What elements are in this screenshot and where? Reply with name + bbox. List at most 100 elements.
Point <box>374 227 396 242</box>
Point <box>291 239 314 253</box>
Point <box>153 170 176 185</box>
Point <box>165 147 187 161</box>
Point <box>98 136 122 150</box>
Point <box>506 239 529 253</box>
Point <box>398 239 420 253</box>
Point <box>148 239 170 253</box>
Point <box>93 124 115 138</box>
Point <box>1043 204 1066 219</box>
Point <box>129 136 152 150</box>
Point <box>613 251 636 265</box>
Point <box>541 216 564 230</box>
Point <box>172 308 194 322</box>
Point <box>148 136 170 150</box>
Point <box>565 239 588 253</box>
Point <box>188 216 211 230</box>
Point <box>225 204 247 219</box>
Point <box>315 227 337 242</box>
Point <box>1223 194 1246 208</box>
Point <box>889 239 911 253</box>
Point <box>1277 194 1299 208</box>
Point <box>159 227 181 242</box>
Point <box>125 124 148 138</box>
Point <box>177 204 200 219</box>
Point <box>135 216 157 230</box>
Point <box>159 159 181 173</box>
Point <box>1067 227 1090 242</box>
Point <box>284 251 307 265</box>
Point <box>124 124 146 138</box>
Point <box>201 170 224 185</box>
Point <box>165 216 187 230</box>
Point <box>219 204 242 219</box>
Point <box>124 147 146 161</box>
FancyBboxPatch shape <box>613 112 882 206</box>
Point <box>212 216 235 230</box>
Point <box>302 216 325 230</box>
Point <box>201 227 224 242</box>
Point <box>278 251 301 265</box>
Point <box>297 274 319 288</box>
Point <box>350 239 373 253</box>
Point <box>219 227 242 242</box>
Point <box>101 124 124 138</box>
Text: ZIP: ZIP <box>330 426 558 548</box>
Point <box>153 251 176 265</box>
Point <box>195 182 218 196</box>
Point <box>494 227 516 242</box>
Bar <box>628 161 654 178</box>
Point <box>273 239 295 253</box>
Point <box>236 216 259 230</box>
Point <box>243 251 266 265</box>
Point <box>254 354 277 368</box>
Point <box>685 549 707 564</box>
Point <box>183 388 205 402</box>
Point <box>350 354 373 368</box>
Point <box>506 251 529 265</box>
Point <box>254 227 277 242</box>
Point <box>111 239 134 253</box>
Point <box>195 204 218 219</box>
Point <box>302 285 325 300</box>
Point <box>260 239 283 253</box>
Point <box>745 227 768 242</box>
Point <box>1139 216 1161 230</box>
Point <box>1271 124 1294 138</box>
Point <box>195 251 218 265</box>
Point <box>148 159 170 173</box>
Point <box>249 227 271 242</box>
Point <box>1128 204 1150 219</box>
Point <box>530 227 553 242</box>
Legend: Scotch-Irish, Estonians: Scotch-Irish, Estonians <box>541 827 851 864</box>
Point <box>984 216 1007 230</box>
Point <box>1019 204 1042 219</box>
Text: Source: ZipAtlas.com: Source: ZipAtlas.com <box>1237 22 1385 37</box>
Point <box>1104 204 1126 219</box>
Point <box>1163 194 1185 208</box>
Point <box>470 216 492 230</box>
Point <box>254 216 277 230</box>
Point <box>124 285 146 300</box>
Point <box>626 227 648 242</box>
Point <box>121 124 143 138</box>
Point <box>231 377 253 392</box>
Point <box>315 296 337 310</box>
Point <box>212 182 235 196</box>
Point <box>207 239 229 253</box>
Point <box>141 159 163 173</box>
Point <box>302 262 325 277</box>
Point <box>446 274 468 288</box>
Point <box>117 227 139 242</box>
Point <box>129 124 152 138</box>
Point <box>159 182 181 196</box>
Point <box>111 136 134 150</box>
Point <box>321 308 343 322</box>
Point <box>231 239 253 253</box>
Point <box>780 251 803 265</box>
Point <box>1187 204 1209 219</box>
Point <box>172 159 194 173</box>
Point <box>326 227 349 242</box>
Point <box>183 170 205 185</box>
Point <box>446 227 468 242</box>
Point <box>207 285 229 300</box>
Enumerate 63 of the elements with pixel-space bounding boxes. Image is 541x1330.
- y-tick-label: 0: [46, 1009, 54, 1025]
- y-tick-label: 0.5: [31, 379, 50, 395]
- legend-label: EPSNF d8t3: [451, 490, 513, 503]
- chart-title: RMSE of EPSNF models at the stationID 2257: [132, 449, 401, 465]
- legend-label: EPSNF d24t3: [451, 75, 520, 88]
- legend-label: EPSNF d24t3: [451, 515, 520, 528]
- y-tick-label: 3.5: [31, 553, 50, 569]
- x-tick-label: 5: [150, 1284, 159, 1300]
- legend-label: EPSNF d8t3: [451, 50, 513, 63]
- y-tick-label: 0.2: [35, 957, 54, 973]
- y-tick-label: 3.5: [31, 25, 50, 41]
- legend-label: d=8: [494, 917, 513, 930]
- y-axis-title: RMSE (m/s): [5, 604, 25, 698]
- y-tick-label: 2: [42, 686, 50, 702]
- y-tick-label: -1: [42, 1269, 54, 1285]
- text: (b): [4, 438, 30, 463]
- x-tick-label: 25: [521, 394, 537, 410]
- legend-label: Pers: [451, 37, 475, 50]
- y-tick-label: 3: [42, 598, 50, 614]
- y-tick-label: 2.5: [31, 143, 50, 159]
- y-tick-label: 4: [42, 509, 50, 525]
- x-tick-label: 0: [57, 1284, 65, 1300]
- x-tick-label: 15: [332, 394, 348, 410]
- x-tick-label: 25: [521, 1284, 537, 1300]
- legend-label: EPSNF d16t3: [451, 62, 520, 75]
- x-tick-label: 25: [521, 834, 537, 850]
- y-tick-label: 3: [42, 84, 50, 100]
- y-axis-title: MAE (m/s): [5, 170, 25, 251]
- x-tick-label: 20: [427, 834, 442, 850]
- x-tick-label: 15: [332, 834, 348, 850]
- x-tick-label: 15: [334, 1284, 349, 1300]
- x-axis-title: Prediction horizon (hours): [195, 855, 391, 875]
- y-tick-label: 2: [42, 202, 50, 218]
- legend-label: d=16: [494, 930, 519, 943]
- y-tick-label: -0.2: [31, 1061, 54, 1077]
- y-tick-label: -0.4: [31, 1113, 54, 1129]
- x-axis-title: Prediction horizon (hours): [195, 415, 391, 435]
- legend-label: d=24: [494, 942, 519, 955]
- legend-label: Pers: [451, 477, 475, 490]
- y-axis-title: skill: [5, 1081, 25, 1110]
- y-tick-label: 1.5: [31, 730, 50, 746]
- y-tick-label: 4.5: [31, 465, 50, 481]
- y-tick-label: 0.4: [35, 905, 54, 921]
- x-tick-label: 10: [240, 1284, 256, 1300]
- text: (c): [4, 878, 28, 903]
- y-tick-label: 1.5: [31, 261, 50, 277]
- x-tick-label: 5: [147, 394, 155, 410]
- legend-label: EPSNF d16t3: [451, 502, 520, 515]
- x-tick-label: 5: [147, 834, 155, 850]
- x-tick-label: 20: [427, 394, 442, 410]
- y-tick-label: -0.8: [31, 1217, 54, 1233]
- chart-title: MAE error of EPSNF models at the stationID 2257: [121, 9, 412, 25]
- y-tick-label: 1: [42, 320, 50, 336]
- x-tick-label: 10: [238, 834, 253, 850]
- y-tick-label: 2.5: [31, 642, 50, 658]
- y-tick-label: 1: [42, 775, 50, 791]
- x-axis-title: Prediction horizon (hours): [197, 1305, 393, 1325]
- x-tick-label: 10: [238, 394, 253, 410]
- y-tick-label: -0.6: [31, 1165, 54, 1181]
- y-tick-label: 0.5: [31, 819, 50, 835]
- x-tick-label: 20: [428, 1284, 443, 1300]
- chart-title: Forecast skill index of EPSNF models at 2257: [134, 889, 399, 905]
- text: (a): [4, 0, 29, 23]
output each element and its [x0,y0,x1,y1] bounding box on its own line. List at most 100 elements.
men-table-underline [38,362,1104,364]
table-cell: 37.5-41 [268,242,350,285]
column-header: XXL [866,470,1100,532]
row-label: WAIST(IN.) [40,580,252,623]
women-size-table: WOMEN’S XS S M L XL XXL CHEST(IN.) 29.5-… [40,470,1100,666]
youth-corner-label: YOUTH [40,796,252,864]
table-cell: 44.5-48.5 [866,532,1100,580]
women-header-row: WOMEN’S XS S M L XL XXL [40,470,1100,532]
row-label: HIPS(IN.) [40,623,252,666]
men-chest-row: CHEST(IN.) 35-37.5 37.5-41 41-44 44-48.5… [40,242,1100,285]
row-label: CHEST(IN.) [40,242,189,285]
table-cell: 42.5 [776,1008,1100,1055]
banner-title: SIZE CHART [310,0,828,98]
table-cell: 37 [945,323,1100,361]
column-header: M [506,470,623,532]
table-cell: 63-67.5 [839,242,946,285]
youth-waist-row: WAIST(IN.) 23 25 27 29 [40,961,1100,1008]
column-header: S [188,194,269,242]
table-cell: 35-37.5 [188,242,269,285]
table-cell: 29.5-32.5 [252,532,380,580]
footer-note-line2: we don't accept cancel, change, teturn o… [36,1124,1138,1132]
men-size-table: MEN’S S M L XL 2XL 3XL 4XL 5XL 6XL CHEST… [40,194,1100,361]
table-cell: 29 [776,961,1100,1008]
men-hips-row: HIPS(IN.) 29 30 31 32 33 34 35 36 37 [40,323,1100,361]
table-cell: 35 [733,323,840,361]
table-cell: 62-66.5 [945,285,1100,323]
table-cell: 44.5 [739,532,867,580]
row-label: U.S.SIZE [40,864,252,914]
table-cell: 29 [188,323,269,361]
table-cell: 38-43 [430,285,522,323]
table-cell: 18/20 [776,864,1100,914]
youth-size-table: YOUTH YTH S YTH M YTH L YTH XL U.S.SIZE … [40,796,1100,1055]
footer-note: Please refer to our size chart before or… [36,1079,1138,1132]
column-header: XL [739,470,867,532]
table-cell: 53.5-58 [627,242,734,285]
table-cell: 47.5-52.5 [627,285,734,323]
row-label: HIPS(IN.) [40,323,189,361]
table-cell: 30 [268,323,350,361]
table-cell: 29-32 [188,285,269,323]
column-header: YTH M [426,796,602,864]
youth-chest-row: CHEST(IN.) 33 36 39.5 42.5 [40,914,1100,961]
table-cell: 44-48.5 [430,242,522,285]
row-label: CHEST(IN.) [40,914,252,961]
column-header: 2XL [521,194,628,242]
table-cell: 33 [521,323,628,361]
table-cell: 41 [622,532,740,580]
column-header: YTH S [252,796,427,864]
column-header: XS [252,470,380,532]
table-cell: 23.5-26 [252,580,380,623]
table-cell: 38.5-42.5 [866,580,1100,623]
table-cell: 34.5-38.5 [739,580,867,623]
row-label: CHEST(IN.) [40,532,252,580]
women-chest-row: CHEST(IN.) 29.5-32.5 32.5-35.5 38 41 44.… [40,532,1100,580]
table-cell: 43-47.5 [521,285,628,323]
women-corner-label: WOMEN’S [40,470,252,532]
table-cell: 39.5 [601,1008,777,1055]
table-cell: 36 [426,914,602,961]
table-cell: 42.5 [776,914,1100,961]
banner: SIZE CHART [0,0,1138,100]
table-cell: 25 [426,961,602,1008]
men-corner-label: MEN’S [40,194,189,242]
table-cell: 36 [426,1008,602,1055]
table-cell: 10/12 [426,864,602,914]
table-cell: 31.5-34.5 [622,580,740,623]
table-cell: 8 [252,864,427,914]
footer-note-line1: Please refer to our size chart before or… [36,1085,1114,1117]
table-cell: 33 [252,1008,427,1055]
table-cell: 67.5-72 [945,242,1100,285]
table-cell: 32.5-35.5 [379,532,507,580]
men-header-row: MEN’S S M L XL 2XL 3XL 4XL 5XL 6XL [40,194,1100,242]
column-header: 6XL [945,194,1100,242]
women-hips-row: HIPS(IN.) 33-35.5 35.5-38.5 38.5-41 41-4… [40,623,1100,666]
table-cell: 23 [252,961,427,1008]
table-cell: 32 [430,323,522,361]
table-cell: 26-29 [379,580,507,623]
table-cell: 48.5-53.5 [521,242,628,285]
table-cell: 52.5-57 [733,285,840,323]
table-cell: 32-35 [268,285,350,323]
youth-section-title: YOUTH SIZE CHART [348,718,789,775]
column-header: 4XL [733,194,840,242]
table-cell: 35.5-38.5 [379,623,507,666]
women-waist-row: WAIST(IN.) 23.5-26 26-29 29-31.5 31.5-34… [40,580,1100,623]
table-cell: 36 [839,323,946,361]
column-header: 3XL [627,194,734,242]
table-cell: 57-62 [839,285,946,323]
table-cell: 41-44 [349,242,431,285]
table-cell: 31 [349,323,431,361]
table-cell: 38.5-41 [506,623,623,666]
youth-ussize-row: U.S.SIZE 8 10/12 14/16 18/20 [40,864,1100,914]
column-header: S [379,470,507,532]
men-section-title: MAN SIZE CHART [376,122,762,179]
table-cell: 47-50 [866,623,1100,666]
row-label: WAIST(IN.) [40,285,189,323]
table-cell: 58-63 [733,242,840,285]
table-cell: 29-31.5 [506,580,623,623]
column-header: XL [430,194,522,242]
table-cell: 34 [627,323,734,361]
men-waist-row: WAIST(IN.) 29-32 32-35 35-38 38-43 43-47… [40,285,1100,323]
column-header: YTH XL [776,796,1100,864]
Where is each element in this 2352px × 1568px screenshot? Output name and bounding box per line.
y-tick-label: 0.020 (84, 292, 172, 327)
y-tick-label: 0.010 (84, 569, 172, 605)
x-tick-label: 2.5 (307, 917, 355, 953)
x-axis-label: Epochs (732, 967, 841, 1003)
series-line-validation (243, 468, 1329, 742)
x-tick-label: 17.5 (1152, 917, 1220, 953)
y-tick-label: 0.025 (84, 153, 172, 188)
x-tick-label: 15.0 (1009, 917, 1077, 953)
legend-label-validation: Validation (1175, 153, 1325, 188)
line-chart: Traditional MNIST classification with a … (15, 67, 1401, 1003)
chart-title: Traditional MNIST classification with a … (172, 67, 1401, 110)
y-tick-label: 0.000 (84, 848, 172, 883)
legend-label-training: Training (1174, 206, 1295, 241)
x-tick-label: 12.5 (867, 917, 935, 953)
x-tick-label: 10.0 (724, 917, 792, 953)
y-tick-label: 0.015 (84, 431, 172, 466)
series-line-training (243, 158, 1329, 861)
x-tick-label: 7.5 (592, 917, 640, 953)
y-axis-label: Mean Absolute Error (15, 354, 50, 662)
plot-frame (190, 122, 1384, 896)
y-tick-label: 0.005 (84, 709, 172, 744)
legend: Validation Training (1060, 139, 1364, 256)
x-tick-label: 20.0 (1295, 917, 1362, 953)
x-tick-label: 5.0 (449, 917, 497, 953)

============

**REQUIRED WORK**
Output the items verbatim, from the start through the line containing "Point <box>159 227 181 242</box>", with both ends included.

**TASK ANSWER**
What elements are in this screenshot and where? Reply with name + bbox. List at most 100 elements.
Point <box>374 227 396 242</box>
Point <box>291 239 314 253</box>
Point <box>153 170 176 185</box>
Point <box>165 147 187 161</box>
Point <box>98 136 122 150</box>
Point <box>506 239 529 253</box>
Point <box>398 239 420 253</box>
Point <box>148 239 170 253</box>
Point <box>93 124 115 138</box>
Point <box>1043 204 1066 219</box>
Point <box>129 136 152 150</box>
Point <box>613 251 636 265</box>
Point <box>541 216 564 230</box>
Point <box>172 308 194 322</box>
Point <box>148 136 170 150</box>
Point <box>565 239 588 253</box>
Point <box>188 216 211 230</box>
Point <box>225 204 247 219</box>
Point <box>315 227 337 242</box>
Point <box>1223 194 1246 208</box>
Point <box>889 239 911 253</box>
Point <box>1277 194 1299 208</box>
Point <box>159 227 181 242</box>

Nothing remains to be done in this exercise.